Task requirements ->
Repeat the lines that follow, leaving nothing out.

Data items ->
_ _ _
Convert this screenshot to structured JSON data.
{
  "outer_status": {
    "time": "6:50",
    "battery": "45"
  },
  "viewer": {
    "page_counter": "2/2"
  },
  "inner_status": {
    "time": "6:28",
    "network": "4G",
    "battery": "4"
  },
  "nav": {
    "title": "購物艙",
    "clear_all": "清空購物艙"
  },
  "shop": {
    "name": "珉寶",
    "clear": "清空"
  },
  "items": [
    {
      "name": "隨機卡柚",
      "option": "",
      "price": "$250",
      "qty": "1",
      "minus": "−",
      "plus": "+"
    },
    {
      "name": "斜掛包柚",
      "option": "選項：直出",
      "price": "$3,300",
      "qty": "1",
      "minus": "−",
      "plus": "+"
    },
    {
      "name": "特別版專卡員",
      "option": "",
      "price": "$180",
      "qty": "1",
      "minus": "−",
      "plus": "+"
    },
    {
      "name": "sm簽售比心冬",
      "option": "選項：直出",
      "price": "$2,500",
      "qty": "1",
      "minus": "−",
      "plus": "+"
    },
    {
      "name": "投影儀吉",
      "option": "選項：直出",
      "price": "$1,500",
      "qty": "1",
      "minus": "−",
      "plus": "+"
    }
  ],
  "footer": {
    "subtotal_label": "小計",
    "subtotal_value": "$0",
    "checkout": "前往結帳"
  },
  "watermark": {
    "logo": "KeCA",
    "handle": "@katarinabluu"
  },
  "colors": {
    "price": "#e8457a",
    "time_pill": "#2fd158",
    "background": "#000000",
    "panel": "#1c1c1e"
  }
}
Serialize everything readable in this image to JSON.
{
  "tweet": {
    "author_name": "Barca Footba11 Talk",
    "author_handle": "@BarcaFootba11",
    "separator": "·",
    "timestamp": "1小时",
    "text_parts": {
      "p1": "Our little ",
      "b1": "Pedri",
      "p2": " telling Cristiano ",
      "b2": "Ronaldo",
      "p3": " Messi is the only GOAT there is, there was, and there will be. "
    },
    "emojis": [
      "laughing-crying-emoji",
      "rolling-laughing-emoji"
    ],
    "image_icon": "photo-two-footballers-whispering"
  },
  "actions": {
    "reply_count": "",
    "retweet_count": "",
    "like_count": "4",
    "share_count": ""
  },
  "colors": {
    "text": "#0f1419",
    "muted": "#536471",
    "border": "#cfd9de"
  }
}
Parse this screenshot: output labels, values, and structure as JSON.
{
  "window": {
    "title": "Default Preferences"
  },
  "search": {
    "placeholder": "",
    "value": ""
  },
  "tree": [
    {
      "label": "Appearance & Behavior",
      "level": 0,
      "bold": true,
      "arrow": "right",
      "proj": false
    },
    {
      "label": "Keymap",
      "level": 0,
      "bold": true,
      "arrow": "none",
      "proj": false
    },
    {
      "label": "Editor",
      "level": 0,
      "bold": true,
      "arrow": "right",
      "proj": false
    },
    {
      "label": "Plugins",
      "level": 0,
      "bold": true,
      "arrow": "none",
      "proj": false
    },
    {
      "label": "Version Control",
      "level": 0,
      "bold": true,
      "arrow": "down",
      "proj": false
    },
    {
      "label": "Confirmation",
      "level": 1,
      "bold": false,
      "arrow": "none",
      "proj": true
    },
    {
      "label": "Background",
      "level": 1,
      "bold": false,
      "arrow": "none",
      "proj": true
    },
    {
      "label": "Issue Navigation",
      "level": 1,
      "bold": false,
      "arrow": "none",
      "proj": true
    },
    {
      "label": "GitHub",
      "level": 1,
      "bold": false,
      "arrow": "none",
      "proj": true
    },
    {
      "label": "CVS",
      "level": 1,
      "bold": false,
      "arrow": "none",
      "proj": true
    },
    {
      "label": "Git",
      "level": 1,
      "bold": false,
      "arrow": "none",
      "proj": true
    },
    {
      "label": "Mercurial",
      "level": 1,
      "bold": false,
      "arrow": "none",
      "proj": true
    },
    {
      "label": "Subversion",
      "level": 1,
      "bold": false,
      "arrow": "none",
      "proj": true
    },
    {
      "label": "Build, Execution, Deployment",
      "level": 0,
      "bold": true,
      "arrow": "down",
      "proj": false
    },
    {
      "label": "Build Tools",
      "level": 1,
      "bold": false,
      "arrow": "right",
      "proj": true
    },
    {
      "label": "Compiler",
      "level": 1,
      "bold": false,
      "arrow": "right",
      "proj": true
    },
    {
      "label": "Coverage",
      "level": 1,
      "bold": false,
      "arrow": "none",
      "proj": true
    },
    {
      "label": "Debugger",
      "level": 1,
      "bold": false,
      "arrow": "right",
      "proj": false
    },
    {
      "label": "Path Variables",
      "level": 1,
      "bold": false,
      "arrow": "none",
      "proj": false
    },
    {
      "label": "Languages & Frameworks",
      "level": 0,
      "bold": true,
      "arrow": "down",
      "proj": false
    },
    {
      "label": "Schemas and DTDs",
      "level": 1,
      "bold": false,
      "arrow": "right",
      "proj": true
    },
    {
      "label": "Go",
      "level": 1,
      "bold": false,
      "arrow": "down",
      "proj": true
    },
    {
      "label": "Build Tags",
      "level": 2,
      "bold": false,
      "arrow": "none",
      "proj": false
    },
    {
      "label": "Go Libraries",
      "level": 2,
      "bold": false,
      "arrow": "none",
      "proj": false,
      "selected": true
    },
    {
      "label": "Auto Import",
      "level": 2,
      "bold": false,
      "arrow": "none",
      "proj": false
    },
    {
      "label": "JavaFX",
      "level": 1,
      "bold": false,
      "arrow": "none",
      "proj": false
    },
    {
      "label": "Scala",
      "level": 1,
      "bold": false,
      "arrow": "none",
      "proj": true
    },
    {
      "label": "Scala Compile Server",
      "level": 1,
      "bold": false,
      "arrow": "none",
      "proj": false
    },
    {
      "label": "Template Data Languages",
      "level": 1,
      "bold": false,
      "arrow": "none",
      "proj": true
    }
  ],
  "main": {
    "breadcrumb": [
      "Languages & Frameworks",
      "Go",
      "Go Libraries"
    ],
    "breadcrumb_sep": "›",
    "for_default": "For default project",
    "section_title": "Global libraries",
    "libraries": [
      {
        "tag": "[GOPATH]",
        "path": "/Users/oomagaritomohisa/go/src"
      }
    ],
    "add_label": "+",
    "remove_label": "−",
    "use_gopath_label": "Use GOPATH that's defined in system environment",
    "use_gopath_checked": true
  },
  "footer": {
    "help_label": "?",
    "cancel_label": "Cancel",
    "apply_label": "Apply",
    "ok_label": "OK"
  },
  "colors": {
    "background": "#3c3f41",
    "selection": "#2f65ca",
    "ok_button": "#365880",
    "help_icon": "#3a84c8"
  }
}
_ _ _
Result of the exercise ->
Convert this screenshot to structured JSON data.
{
  "outer_status": {
    "time": "6:50",
    "battery": "45"
  },
  "viewer": {
    "page_counter": "2/2"
  },
  "inner_status": {
    "time": "6:28",
    "network": "4G",
    "battery": "4"
  },
  "nav": {
    "title": "購物艙",
    "clear_all": "清空購物艙"
  },
  "shop": {
    "name": "珉寶",
    "clear": "清空"
  },
  "items": [
    {
      "name": "隨機卡柚",
      "option": "",
      "price": "$250",
      "qty": "1",
      "minus": "−",
      "plus": "+"
    },
    {
      "name": "斜掛包柚",
      "option": "選項：直出",
      "price": "$3,300",
      "qty": "1",
      "minus": "−",
      "plus": "+"
    },
    {
      "name": "特別版專卡員",
      "option": "",
      "price": "$180",
      "qty": "1",
      "minus": "−",
      "plus": "+"
    },
    {
      "name": "sm簽售比心冬",
      "option": "選項：直出",
      "price": "$2,500",
      "qty": "1",
      "minus": "−",
      "plus": "+"
    },
    {
      "name": "投影儀吉",
      "option": "選項：直出",
      "price": "$1,500",
      "qty": "1",
      "minus": "−",
      "plus": "+"
    }
  ],
  "footer": {
    "subtotal_label": "小計",
    "subtotal_value": "$0",
    "checkout": "前往結帳"
  },
  "watermark": {
    "logo": "KeCA",
    "handle": "@katarinabluu"
  },
  "colors": {
    "price": "#e8457a",
    "time_pill": "#2fd158",
    "background": "#000000",
    "panel": "#1c1c1e"
  }
}
Serialize everything readable in this image to JSON.
{
  "tweet": {
    "author_name": "Barca Footba11 Talk",
    "author_handle": "@BarcaFootba11",
    "separator": "·",
    "timestamp": "1小时",
    "text_parts": {
      "p1": "Our little ",
      "b1": "Pedri",
      "p2": " telling Cristiano ",
      "b2": "Ronaldo",
      "p3": " Messi is the only GOAT there is, there was, and there will be. "
    },
    "emojis": [
      "laughing-crying-emoji",
      "rolling-laughing-emoji"
    ],
    "image_icon": "photo-two-footballers-whispering"
  },
  "actions": {
    "reply_count": "",
    "retweet_count": "",
    "like_count": "4",
    "share_count": ""
  },
  "colors": {
    "text": "#0f1419",
    "muted": "#536471",
    "border": "#cfd9de"
  }
}
Parse this screenshot: output labels, values, and structure as JSON.
{
  "window": {
    "title": "Default Preferences"
  },
  "search": {
    "placeholder": "",
    "value": ""
  },
  "tree": [
    {
      "label": "Appearance & Behavior",
      "level": 0,
      "bold": true,
      "arrow": "right",
      "proj": false
    },
    {
      "label": "Keymap",
      "level": 0,
      "bold": true,
      "arrow": "none",
      "proj": false
    },
    {
      "label": "Editor",
      "level": 0,
      "bold": true,
      "arrow": "right",
      "proj": false
    },
    {
      "label": "Plugins",
      "level": 0,
      "bold": true,
      "arrow": "none",
      "proj": false
    },
    {
      "label": "Version Control",
      "level": 0,
      "bold": true,
      "arrow": "down",
      "proj": false
    },
    {
      "label": "Confirmation",
      "level": 1,
      "bold": false,
      "arrow": "none",
      "proj": true
    },
    {
      "label": "Background",
      "level": 1,
      "bold": false,
      "arrow": "none",
      "proj": true
    },
    {
      "label": "Issue Navigation",
      "level": 1,
      "bold": false,
      "arrow": "none",
      "proj": true
    },
    {
      "label": "GitHub",
      "level": 1,
      "bold": false,
      "arrow": "none",
      "proj": true
    },
    {
      "label": "CVS",
      "level": 1,
      "bold": false,
      "arrow": "none",
      "proj": true
    },
    {
      "label": "Git",
      "level": 1,
      "bold": false,
      "arrow": "none",
      "proj": true
    },
    {
      "label": "Mercurial",
      "level": 1,
      "bold": false,
      "arrow": "none",
      "proj": true
    },
    {
      "label": "Subversion",
      "level": 1,
      "bold": false,
      "arrow": "none",
      "proj": true
    },
    {
      "label": "Build, Execution, Deployment",
      "level": 0,
      "bold": true,
      "arrow": "down",
      "proj": false
    },
    {
      "label": "Build Tools",
      "level": 1,
      "bold": false,
      "arrow": "right",
      "proj": true
    },
    {
      "label": "Compiler",
      "level": 1,
      "bold": false,
      "arrow": "right",
      "proj": true
    },
    {
      "label": "Coverage",
      "level": 1,
      "bold": false,
      "arrow": "none",
      "proj": true
    },
    {
      "label": "Debugger",
      "level": 1,
      "bold": false,
      "arrow": "right",
      "proj": false
    },
    {
      "label": "Path Variables",
      "level": 1,
      "bold": false,
      "arrow": "none",
      "proj": false
    },
    {
      "label": "Languages & Frameworks",
      "level": 0,
      "bold": true,
      "arrow": "down",
      "proj": false
    },
    {
      "label": "Schemas and DTDs",
      "level": 1,
      "bold": false,
      "arrow": "right",
      "proj": true
    },
    {
      "label": "Go",
      "level": 1,
      "bold": false,
      "arrow": "down",
      "proj": true
    },
    {
      "label": "Build Tags",
      "level": 2,
      "bold": false,
      "arrow": "none",
      "proj": false
    },
    {
      "label": "Go Libraries",
      "level": 2,
      "bold": false,
      "arrow": "none",
      "proj": false,
      "selected": true
    },
    {
      "label": "Auto Import",
      "level": 2,
      "bold": false,
      "arrow": "none",
      "proj": false
    },
    {
      "label": "JavaFX",
      "level": 1,
      "bold": false,
      "arrow": "none",
      "proj": false
    },
    {
      "label": "Scala",
      "level": 1,
      "bold": false,
      "arrow": "none",
      "proj": true
    },
    {
      "label": "Scala Compile Server",
      "level": 1,
      "bold": false,
      "arrow": "none",
      "proj": false
    },
    {
      "label": "Template Data Languages",
      "level": 1,
      "bold": false,
      "arrow": "none",
      "proj": true
    }
  ],
  "main": {
    "breadcrumb": [
      "Languages & Frameworks",
      "Go",
      "Go Libraries"
    ],
    "breadcrumb_sep": "›",
    "for_default": "For default project",
    "section_title": "Global libraries",
    "libraries": [
      {
        "tag": "[GOPATH]",
        "path": "/Users/oomagaritomohisa/go/src"
      }
    ],
    "add_label": "+",
    "remove_label": "−",
    "use_gopath_label": "Use GOPATH that's defined in system environment",
    "use_gopath_checked": true
  },
  "footer": {
    "help_label": "?",
    "cancel_label": "Cancel",
    "apply_label": "Apply",
    "ok_label": "OK"
  },
  "colors": {
    "background": "#3c3f41",
    "selection": "#2f65ca",
    "ok_button": "#365880",
    "help_icon": "#3a84c8"
  }
}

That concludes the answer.